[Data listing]
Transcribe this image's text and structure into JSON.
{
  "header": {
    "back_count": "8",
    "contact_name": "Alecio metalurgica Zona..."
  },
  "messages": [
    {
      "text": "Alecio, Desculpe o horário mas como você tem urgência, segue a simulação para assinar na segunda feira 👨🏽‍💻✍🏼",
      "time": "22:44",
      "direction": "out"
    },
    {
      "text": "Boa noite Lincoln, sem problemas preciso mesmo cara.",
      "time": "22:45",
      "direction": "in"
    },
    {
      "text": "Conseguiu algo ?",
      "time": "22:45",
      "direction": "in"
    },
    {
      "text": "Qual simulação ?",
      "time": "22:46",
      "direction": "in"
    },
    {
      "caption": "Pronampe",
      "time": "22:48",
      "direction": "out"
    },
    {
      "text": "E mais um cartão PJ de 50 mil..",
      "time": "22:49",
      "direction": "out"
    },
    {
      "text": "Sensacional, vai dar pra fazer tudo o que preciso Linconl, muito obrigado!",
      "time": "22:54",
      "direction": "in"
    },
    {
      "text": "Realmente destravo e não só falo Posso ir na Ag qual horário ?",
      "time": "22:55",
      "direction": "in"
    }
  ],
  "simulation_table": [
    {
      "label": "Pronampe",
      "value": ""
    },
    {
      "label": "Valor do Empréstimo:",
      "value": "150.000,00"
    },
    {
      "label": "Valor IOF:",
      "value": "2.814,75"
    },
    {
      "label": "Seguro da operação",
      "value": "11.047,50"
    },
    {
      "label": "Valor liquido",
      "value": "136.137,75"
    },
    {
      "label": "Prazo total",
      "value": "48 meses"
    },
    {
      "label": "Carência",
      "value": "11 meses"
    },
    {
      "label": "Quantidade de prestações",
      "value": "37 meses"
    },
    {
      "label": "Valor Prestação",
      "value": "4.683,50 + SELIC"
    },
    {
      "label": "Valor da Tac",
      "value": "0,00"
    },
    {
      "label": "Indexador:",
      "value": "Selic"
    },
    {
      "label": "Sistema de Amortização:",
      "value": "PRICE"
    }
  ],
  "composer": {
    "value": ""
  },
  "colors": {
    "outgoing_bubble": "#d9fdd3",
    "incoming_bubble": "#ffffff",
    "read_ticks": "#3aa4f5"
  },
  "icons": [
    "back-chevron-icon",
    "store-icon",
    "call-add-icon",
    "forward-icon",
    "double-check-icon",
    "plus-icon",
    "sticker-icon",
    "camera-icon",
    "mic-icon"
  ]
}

## TASK REQUIREMENTS
Set all of the entries down again, exactly as they were given.

## EXERCISE SOLUTION
Transcribe this image's text and structure into JSON.
{
  "header": {
    "back_count": "8",
    "contact_name": "Alecio metalurgica Zona..."
  },
  "messages": [
    {
      "text": "Alecio, Desculpe o horário mas como você tem urgência, segue a simulação para assinar na segunda feira 👨🏽‍💻✍🏼",
      "time": "22:44",
      "direction": "out"
    },
    {
      "text": "Boa noite Lincoln, sem problemas preciso mesmo cara.",
      "time": "22:45",
      "direction": "in"
    },
    {
      "text": "Conseguiu algo ?",
      "time": "22:45",
      "direction": "in"
    },
    {
      "text": "Qual simulação ?",
      "time": "22:46",
      "direction": "in"
    },
    {
      "caption": "Pronampe",
      "time": "22:48",
      "direction": "out"
    },
    {
      "text": "E mais um cartão PJ de 50 mil..",
      "time": "22:49",
      "direction": "out"
    },
    {
      "text": "Sensacional, vai dar pra fazer tudo o que preciso Linconl, muito obrigado!",
      "time": "22:54",
      "direction": "in"
    },
    {
      "text": "Realmente destravo e não só falo Posso ir na Ag qual horário ?",
      "time": "22:55",
      "direction": "in"
    }
  ],
  "simulation_table": [
    {
      "label": "Pronampe",
      "value": ""
    },
    {
      "label": "Valor do Empréstimo:",
      "value": "150.000,00"
    },
    {
      "label": "Valor IOF:",
      "value": "2.814,75"
    },
    {
      "label": "Seguro da operação",
      "value": "11.047,50"
    },
    {
      "label": "Valor liquido",
      "value": "136.137,75"
    },
    {
      "label": "Prazo total",
      "value": "48 meses"
    },
    {
      "label": "Carência",
      "value": "11 meses"
    },
    {
      "label": "Quantidade de prestações",
      "value": "37 meses"
    },
    {
      "label": "Valor Prestação",
      "value": "4.683,50 + SELIC"
    },
    {
      "label": "Valor da Tac",
      "value": "0,00"
    },
    {
      "label": "Indexador:",
      "value": "Selic"
    },
    {
      "label": "Sistema de Amortização:",
      "value": "PRICE"
    }
  ],
  "composer": {
    "value": ""
  },
  "colors": {
    "outgoing_bubble": "#d9fdd3",
    "incoming_bubble": "#ffffff",
    "read_ticks": "#3aa4f5"
  },
  "icons": [
    "back-chevron-icon",
    "store-icon",
    "call-add-icon",
    "forward-icon",
    "double-check-icon",
    "plus-icon",
    "sticker-icon",
    "camera-icon",
    "mic-icon"
  ]
}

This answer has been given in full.